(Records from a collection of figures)
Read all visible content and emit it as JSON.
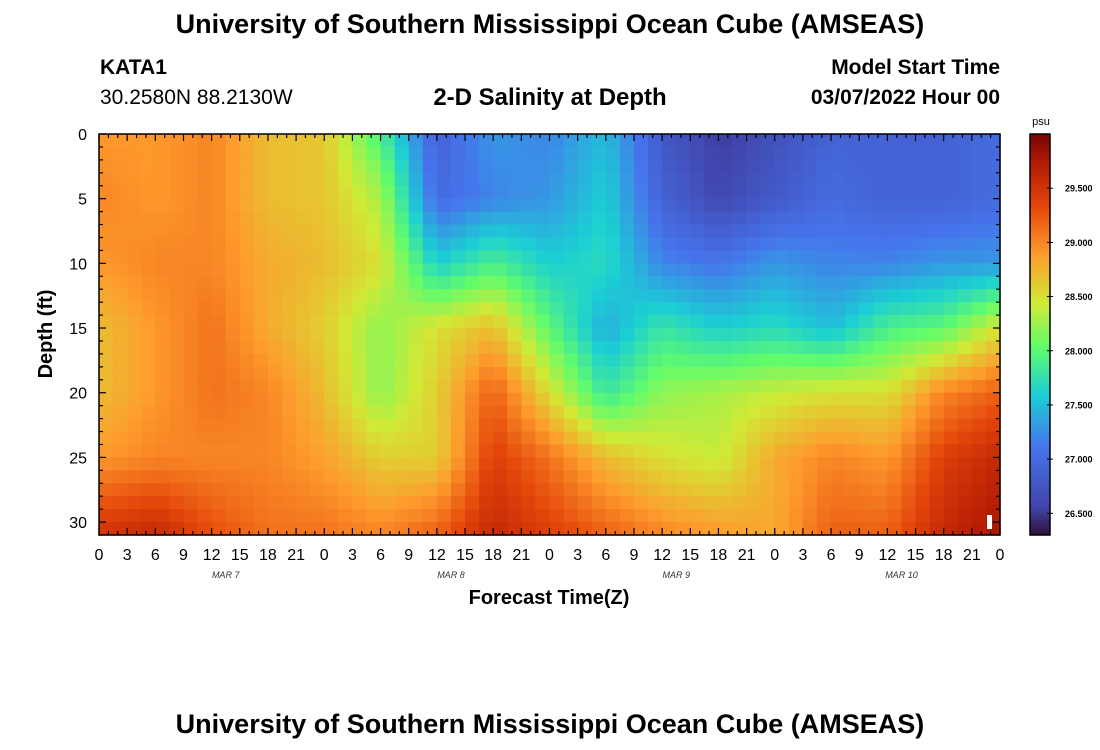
{
  "header": {
    "title": "University of Southern Mississippi Ocean Cube (AMSEAS)",
    "station_id": "KATA1",
    "station_coords": "30.2580N  88.2130W",
    "subtitle": "2-D Salinity at Depth",
    "start_label": "Model Start Time",
    "start_value": "03/07/2022 Hour 00"
  },
  "footer": {
    "title": "University of Southern Mississippi Ocean Cube (AMSEAS)"
  },
  "chart_data": {
    "type": "heatmap",
    "title": "2-D Salinity at Depth",
    "xlabel": "Forecast Time(Z)",
    "ylabel": "Depth (ft)",
    "x_range_hours": [
      0,
      96
    ],
    "ylim": [
      0,
      31
    ],
    "x_tick_labels": [
      "0",
      "3",
      "6",
      "9",
      "12",
      "15",
      "18",
      "21",
      "0",
      "3",
      "6",
      "9",
      "12",
      "15",
      "18",
      "21",
      "0",
      "3",
      "6",
      "9",
      "12",
      "15",
      "18",
      "21",
      "0",
      "3",
      "6",
      "9",
      "12",
      "15",
      "18",
      "21",
      "0"
    ],
    "day_labels": [
      "MAR 7",
      "MAR 8",
      "MAR 9",
      "MAR 10"
    ],
    "y_ticks": [
      "0",
      "5",
      "10",
      "15",
      "20",
      "25",
      "30"
    ],
    "y_tick_values": [
      0,
      5,
      10,
      15,
      20,
      25,
      30
    ],
    "colorbar": {
      "unit": "psu",
      "min": 26.3,
      "max": 30.0,
      "labels": [
        "29.500",
        "29.000",
        "28.500",
        "28.000",
        "27.500",
        "27.000",
        "26.500"
      ],
      "label_values": [
        29.5,
        29.0,
        28.5,
        28.0,
        27.5,
        27.0,
        26.5
      ]
    },
    "depth_levels_ft": [
      0,
      5,
      10,
      15,
      20,
      25,
      31
    ],
    "time_hours": [
      0,
      6,
      12,
      18,
      24,
      30,
      36,
      42,
      48,
      54,
      60,
      66,
      72,
      78,
      84,
      90,
      96
    ],
    "salinity_psu": [
      [
        28.9,
        28.9,
        29.0,
        28.7,
        28.65,
        27.9,
        26.9,
        27.3,
        27.2,
        27.5,
        26.8,
        26.5,
        26.7,
        26.9,
        26.9,
        26.9,
        27.0
      ],
      [
        29.0,
        28.9,
        29.0,
        28.7,
        28.65,
        28.3,
        27.0,
        27.2,
        27.3,
        27.6,
        26.9,
        26.6,
        26.8,
        27.0,
        26.9,
        26.9,
        27.0
      ],
      [
        28.9,
        29.0,
        29.0,
        28.8,
        28.7,
        28.5,
        27.6,
        27.9,
        27.6,
        27.7,
        27.2,
        27.1,
        27.3,
        27.2,
        27.2,
        27.3,
        27.3
      ],
      [
        28.7,
        28.9,
        29.1,
        28.8,
        28.6,
        28.2,
        28.5,
        28.7,
        28.0,
        27.4,
        27.8,
        27.6,
        27.7,
        27.5,
        27.9,
        28.0,
        28.5
      ],
      [
        28.7,
        28.9,
        29.1,
        29.0,
        28.7,
        28.2,
        28.6,
        29.2,
        28.5,
        27.8,
        28.2,
        28.3,
        28.4,
        28.5,
        28.5,
        29.0,
        29.2
      ],
      [
        28.9,
        29.0,
        29.0,
        29.0,
        28.85,
        28.6,
        28.6,
        29.4,
        29.1,
        28.7,
        28.5,
        28.4,
        28.8,
        29.0,
        28.9,
        29.4,
        29.6
      ],
      [
        29.5,
        29.6,
        29.3,
        29.1,
        29.1,
        29.0,
        29.2,
        29.6,
        29.4,
        29.2,
        29.0,
        28.9,
        28.8,
        29.2,
        29.2,
        29.6,
        29.8
      ]
    ]
  }
}
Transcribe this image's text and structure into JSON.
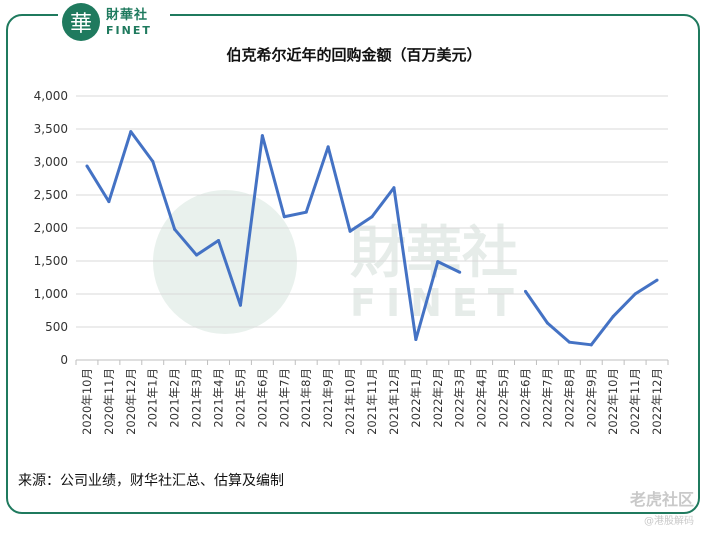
{
  "header": {
    "logo_glyph": "華",
    "logo_cn": "財華社",
    "logo_en": "FINET"
  },
  "watermark_bg": {
    "cn": "財華社",
    "en": "FINET"
  },
  "source_note": "来源：公司业绩，财华社汇总、估算及编制",
  "corner_watermark": {
    "main": "老虎社区",
    "sub": "@港股解码"
  },
  "colors": {
    "line": "#4472c4",
    "frame": "#1f7a5e",
    "grid": "#d9d9d9",
    "watermark": "#e3ece8"
  },
  "chart_data": {
    "type": "line",
    "title": "伯克希尔近年的回购金额（百万美元）",
    "xlabel": "",
    "ylabel": "",
    "ylim": [
      0,
      4000
    ],
    "yticks": [
      "0",
      "500",
      "1,000",
      "1,500",
      "2,000",
      "2,500",
      "3,000",
      "3,500",
      "4,000"
    ],
    "ytick_values": [
      0,
      500,
      1000,
      1500,
      2000,
      2500,
      3000,
      3500,
      4000
    ],
    "grid": true,
    "legend": "none",
    "categories": [
      "2020年10月",
      "2020年11月",
      "2020年12月",
      "2021年1月",
      "2021年2月",
      "2021年3月",
      "2021年4月",
      "2021年5月",
      "2021年6月",
      "2021年7月",
      "2021年8月",
      "2021年9月",
      "2021年10月",
      "2021年11月",
      "2021年12月",
      "2022年1月",
      "2022年2月",
      "2022年3月",
      "2022年4月",
      "2022年5月",
      "2022年6月",
      "2022年7月",
      "2022年8月",
      "2022年9月",
      "2022年10月",
      "2022年11月",
      "2022年12月"
    ],
    "series": [
      {
        "values": [
          2940,
          2400,
          3460,
          3010,
          1980,
          1590,
          1810,
          830,
          3400,
          2170,
          2240,
          3230,
          1950,
          2170,
          2610,
          310,
          1490,
          1330,
          null,
          null,
          1040,
          560,
          270,
          230,
          660,
          1000,
          1210
        ]
      }
    ]
  }
}
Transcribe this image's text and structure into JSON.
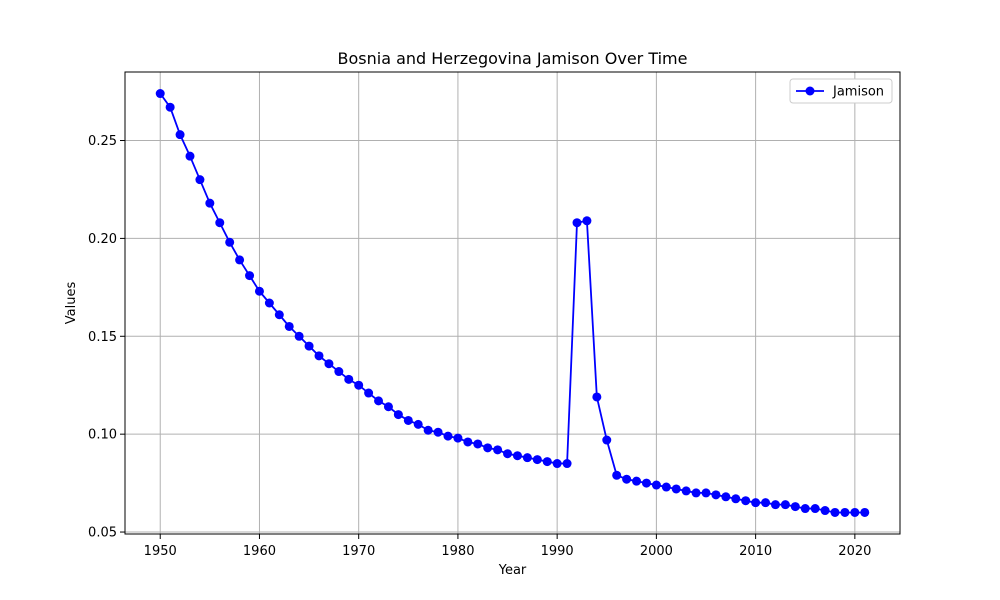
{
  "chart_data": {
    "type": "line",
    "title": "Bosnia and Herzegovina Jamison Over Time",
    "xlabel": "Year",
    "ylabel": "Values",
    "xlim": [
      1946.45,
      2024.55
    ],
    "ylim": [
      0.049,
      0.285
    ],
    "xticks": [
      1950,
      1960,
      1970,
      1980,
      1990,
      2000,
      2010,
      2020
    ],
    "yticks": [
      0.05,
      0.1,
      0.15,
      0.2,
      0.25
    ],
    "ytick_labels": [
      "0.05",
      "0.10",
      "0.15",
      "0.20",
      "0.25"
    ],
    "grid": true,
    "legend_position": "top-right",
    "series": [
      {
        "name": "Jamison",
        "color": "#0000ff",
        "x": [
          1950,
          1951,
          1952,
          1953,
          1954,
          1955,
          1956,
          1957,
          1958,
          1959,
          1960,
          1961,
          1962,
          1963,
          1964,
          1965,
          1966,
          1967,
          1968,
          1969,
          1970,
          1971,
          1972,
          1973,
          1974,
          1975,
          1976,
          1977,
          1978,
          1979,
          1980,
          1981,
          1982,
          1983,
          1984,
          1985,
          1986,
          1987,
          1988,
          1989,
          1990,
          1991,
          1992,
          1993,
          1994,
          1995,
          1996,
          1997,
          1998,
          1999,
          2000,
          2001,
          2002,
          2003,
          2004,
          2005,
          2006,
          2007,
          2008,
          2009,
          2010,
          2011,
          2012,
          2013,
          2014,
          2015,
          2016,
          2017,
          2018,
          2019,
          2020,
          2021
        ],
        "y": [
          0.274,
          0.267,
          0.253,
          0.242,
          0.23,
          0.218,
          0.208,
          0.198,
          0.189,
          0.181,
          0.173,
          0.167,
          0.161,
          0.155,
          0.15,
          0.145,
          0.14,
          0.136,
          0.132,
          0.128,
          0.125,
          0.121,
          0.117,
          0.114,
          0.11,
          0.107,
          0.105,
          0.102,
          0.101,
          0.099,
          0.098,
          0.096,
          0.095,
          0.093,
          0.092,
          0.09,
          0.089,
          0.088,
          0.087,
          0.086,
          0.085,
          0.085,
          0.208,
          0.209,
          0.119,
          0.097,
          0.079,
          0.077,
          0.076,
          0.075,
          0.074,
          0.073,
          0.072,
          0.071,
          0.07,
          0.07,
          0.069,
          0.068,
          0.067,
          0.066,
          0.065,
          0.065,
          0.064,
          0.064,
          0.063,
          0.062,
          0.062,
          0.061,
          0.06,
          0.06,
          0.06,
          0.06
        ]
      }
    ]
  }
}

# Given request:
Pick out the lines above that hold the string "Southern" and show them.

# Result of this task:
    "title": "University of Southern Mississippi Ocean Cube (AMSEAS)",
    "title": "University of Southern Mississippi Ocean Cube (AMSEAS)"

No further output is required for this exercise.